• [The request]:
Using the listing below, extract each line that has the word "Thrombocyten" in it.
--- BEGIN Available data ---
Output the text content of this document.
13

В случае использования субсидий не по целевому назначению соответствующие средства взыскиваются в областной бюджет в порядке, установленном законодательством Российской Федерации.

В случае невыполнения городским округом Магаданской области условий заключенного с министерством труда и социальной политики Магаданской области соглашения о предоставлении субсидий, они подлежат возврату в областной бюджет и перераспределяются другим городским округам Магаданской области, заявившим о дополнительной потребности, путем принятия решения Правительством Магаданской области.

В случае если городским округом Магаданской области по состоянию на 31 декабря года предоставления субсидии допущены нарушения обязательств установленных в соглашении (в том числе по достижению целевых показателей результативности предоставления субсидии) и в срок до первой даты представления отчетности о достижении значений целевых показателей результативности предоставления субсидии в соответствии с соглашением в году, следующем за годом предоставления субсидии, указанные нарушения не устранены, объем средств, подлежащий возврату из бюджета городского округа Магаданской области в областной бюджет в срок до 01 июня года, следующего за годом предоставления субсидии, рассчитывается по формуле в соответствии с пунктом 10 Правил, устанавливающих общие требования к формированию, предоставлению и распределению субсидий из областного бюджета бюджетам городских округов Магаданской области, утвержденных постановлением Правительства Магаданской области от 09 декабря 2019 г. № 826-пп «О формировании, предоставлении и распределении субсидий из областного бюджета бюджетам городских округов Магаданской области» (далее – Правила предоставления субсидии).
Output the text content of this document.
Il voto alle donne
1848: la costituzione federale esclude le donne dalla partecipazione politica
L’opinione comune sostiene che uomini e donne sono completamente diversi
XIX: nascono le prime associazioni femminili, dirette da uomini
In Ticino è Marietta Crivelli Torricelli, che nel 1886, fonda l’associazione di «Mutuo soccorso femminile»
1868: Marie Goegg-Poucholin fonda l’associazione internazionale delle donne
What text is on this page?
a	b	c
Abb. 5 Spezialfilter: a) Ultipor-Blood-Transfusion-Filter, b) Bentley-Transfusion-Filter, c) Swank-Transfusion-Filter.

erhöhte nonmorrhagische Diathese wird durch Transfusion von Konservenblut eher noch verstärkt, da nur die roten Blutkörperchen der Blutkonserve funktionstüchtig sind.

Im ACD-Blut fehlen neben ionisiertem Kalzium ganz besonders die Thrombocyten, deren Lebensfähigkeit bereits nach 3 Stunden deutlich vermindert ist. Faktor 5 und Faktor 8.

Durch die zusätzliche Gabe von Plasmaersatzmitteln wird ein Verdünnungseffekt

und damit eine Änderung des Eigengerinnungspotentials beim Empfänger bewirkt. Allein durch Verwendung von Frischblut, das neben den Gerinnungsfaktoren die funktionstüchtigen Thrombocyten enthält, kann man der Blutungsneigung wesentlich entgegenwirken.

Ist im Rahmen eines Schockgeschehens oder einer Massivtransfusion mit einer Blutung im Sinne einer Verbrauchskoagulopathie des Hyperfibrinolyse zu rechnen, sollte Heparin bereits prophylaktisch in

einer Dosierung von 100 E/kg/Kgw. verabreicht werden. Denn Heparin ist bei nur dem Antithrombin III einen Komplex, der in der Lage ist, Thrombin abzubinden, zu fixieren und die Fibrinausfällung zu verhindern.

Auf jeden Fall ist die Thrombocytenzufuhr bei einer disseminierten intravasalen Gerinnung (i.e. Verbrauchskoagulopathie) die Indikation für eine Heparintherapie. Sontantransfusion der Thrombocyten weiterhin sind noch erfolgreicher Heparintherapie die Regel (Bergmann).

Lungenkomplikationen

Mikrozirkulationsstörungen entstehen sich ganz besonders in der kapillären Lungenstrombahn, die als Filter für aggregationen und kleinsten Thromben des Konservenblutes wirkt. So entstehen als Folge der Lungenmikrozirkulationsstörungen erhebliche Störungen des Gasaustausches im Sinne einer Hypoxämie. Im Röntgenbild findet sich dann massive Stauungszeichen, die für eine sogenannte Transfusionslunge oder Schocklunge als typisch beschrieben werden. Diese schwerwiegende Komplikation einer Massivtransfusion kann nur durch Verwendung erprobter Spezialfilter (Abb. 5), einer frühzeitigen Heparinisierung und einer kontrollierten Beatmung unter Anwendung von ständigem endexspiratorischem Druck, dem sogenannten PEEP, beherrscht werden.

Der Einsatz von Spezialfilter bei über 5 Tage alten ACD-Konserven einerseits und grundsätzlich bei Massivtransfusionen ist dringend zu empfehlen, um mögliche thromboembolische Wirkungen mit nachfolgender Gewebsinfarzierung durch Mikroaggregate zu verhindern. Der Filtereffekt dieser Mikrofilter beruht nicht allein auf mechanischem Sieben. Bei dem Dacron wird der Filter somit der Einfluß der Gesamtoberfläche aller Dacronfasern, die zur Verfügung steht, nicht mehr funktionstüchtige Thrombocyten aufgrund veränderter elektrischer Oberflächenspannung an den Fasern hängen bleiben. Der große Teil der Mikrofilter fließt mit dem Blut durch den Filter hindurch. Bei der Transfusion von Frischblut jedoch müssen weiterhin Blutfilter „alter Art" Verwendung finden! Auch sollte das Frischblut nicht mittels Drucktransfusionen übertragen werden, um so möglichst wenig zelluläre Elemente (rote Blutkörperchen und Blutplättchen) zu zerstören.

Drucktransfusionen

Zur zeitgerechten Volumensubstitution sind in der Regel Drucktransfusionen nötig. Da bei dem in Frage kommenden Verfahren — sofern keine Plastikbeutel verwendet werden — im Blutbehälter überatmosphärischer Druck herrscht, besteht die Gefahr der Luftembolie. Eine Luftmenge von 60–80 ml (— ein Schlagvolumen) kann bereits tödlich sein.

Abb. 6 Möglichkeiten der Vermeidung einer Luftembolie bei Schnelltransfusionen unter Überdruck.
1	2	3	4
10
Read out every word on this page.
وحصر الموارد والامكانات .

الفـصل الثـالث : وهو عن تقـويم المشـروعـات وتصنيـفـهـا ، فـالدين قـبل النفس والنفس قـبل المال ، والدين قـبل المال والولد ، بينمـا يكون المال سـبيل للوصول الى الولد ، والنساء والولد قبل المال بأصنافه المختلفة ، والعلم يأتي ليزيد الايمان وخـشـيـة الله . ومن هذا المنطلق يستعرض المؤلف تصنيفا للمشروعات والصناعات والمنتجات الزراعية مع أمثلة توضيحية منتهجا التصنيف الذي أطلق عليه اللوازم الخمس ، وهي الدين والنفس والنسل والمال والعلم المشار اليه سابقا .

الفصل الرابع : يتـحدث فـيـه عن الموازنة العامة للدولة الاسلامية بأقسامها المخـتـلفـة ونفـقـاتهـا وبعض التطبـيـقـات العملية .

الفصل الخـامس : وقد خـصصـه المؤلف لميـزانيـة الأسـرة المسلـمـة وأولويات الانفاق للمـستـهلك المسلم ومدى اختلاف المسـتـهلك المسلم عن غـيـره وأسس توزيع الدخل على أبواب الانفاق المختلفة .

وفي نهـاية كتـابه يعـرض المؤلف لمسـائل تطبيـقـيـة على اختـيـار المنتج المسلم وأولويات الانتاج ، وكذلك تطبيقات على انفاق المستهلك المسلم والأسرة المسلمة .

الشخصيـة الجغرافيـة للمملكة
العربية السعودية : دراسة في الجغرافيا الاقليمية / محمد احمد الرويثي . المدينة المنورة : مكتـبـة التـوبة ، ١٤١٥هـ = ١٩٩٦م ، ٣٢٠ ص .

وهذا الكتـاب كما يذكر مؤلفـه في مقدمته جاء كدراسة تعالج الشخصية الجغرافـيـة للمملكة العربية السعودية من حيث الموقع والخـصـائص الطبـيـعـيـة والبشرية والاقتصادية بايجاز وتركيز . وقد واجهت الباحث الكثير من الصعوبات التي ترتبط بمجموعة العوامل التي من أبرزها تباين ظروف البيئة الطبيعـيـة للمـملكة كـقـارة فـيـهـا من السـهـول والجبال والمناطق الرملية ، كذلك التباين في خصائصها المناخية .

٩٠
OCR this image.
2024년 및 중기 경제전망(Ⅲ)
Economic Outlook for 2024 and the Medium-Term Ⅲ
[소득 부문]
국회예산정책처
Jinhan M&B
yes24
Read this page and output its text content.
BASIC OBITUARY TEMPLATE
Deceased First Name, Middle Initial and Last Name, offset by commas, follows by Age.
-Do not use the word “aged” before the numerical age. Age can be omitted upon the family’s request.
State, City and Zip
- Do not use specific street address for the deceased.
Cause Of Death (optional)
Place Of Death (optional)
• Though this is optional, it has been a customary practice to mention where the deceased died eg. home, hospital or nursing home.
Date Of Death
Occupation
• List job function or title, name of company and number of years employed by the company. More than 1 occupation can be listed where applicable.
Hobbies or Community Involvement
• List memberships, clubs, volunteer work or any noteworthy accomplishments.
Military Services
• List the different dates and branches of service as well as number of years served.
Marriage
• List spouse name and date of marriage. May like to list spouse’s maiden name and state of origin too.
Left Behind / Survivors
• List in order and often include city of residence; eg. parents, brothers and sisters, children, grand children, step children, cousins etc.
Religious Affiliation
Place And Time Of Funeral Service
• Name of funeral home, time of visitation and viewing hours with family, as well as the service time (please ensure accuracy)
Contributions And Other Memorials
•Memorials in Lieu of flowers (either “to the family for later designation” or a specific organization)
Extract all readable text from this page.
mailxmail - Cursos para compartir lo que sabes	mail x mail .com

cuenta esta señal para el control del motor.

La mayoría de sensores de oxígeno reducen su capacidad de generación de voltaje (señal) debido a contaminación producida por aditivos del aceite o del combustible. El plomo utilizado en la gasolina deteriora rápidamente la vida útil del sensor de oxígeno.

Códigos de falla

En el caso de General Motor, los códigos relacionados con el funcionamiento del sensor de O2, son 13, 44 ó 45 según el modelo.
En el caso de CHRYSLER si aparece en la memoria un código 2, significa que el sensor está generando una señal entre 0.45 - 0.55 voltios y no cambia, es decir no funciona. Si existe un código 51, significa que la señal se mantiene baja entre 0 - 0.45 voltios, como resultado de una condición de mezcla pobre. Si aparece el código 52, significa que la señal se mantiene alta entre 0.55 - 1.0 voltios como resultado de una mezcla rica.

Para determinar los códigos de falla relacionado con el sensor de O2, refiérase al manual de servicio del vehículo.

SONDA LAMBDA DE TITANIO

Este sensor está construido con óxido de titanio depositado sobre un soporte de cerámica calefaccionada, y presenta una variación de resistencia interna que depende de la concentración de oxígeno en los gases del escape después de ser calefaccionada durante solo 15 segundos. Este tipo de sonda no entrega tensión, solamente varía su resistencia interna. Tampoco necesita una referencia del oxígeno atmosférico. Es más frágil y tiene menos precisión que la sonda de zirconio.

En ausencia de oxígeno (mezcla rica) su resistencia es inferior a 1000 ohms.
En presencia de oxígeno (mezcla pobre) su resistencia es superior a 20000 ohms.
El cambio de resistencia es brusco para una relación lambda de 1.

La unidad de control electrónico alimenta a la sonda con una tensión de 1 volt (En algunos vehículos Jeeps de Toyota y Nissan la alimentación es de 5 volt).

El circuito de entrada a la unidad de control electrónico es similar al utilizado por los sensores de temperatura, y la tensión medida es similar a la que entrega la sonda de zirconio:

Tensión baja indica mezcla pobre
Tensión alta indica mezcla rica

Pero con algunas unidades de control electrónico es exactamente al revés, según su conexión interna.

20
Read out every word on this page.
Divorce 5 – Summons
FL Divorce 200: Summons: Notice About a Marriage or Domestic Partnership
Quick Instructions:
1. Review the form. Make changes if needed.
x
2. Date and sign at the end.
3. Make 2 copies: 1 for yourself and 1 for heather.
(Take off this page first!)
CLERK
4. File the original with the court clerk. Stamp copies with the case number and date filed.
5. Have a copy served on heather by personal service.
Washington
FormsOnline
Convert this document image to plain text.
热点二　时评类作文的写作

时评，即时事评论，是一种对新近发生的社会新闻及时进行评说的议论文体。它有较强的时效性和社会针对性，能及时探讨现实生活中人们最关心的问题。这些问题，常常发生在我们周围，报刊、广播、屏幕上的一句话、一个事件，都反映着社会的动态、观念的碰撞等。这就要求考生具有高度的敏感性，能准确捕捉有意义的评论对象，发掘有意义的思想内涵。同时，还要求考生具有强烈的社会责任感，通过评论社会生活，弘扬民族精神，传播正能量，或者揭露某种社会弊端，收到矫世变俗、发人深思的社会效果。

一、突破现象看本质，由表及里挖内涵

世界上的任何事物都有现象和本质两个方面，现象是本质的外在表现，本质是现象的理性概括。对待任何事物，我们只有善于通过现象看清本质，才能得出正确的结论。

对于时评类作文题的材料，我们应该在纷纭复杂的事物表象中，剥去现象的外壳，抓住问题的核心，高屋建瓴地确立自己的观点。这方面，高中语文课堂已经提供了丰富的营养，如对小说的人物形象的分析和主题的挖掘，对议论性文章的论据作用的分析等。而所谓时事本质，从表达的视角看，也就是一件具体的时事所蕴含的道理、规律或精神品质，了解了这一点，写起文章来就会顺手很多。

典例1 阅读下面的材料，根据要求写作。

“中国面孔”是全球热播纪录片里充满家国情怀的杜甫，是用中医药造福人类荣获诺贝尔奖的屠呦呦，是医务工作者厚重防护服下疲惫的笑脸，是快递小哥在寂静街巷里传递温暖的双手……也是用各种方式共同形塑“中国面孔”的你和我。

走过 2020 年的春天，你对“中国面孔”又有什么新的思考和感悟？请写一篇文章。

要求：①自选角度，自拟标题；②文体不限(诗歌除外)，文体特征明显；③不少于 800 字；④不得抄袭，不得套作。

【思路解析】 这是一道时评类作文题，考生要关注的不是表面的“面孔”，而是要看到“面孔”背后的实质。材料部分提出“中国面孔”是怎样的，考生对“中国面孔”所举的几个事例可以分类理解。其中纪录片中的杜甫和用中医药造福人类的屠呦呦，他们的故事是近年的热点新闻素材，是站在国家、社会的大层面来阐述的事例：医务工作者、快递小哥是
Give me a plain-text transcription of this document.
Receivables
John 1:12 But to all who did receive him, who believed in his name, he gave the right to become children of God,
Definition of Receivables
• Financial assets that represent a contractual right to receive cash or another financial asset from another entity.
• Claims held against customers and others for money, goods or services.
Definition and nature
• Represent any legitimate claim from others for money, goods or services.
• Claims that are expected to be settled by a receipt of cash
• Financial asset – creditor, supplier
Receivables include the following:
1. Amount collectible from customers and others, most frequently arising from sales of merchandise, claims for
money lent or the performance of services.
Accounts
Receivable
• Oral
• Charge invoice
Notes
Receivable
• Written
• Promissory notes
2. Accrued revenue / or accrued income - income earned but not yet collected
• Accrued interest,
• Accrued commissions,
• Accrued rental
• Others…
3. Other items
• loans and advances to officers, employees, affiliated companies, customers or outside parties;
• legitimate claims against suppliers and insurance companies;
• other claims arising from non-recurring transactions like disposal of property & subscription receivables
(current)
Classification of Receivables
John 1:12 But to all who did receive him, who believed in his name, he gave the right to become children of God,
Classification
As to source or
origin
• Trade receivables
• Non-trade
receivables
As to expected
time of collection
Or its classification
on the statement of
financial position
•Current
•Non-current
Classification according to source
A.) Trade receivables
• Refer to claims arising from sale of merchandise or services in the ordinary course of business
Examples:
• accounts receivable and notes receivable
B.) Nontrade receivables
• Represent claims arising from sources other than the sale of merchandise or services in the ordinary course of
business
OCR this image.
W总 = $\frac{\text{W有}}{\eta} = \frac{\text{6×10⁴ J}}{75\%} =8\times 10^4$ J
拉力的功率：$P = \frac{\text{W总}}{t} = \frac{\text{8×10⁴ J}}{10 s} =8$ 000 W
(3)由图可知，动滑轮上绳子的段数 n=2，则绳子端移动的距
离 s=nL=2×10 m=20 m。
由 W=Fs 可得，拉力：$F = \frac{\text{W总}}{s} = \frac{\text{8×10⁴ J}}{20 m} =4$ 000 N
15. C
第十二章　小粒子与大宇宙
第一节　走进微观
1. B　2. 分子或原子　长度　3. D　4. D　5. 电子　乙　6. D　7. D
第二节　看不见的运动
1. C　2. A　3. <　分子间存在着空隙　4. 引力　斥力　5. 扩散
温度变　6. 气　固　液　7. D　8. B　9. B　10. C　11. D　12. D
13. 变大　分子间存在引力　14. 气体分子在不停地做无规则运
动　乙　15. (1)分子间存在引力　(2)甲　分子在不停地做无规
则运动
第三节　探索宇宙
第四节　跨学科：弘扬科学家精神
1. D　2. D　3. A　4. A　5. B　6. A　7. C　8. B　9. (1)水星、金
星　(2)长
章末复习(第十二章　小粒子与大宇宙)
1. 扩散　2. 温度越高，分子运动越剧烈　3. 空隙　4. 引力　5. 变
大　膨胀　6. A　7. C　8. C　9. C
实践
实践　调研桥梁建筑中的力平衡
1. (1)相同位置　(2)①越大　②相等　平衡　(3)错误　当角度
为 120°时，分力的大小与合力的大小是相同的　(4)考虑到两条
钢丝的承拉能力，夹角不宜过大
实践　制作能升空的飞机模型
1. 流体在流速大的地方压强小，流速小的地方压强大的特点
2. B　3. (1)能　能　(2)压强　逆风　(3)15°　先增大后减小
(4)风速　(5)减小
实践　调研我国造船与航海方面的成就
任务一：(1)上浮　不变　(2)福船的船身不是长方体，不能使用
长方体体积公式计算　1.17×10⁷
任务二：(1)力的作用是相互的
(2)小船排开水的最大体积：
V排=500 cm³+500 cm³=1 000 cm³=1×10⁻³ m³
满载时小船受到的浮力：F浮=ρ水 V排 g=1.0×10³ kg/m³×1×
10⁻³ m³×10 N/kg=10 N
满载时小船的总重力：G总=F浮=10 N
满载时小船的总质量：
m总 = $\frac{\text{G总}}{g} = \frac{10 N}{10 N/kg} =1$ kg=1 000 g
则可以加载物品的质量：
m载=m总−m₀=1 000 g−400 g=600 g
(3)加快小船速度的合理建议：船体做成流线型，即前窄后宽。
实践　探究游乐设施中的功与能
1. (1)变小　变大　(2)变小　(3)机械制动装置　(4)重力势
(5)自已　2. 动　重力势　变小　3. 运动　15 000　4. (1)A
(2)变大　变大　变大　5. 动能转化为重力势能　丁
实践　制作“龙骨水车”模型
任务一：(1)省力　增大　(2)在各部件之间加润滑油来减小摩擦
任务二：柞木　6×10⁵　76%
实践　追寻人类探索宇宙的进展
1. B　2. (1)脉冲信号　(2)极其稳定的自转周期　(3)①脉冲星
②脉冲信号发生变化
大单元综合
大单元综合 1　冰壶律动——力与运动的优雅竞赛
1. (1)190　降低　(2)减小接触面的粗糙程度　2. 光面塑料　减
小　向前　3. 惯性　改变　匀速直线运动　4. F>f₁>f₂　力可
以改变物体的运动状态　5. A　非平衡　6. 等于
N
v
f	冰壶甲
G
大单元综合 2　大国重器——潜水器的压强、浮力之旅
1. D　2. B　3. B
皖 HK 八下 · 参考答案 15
--- END Available data ---
• [The output]:
Im ACD-Blut fehlen neben ionisiertem Kalzium ganz besonders die Thrombocyten, deren Lebensfähigkeit bereits nach 3 Stunden deutlich vermindert ist. Faktor 5 und Faktor 8.
und damit eine Änderung des Eigengerinnungspotentials beim Empfänger bewirkt. Allein durch Verwendung von Frischblut, das neben den Gerinnungsfaktoren die funktionstüchtigen Thrombocyten enthält, kann man der Blutungsneigung wesentlich entgegenwirken.
Auf jeden Fall ist die Thrombocytenzufuhr bei einer disseminierten intravasalen Gerinnung (i.e. Verbrauchskoagulopathie) die Indikation für eine Heparintherapie. Sontantransfusion der Thrombocyten weiterhin sind noch erfolgreicher Heparintherapie die Regel (Bergmann).
Der Einsatz von Spezialfilter bei über 5 Tage alten ACD-Konserven einerseits und grundsätzlich bei Massivtransfusionen ist dringend zu empfehlen, um mögliche thromboembolische Wirkungen mit nachfolgender Gewebsinfarzierung durch Mikroaggregate zu verhindern. Der Filtereffekt dieser Mikrofilter beruht nicht allein auf mechanischem Sieben. Bei dem Dacron wird der Filter somit der Einfluß der Gesamtoberfläche aller Dacronfasern, die zur Verfügung steht, nicht mehr funktionstüchtige Thrombocyten aufgrund veränderter elektrischer Oberflächenspannung an den Fasern hängen bleiben. Der große Teil der Mikrofilter fließt mit dem Blut durch den Filter hindurch. Bei der Transfusion von Frischblut jedoch müssen weiterhin Blutfilter „alter Art" Verwendung finden! Auch sollte das Frischblut nicht mittels Drucktransfusionen übertragen werden, um so möglichst wenig zelluläre Elemente (rote Blutkörperchen und Blutplättchen) zu zerstören.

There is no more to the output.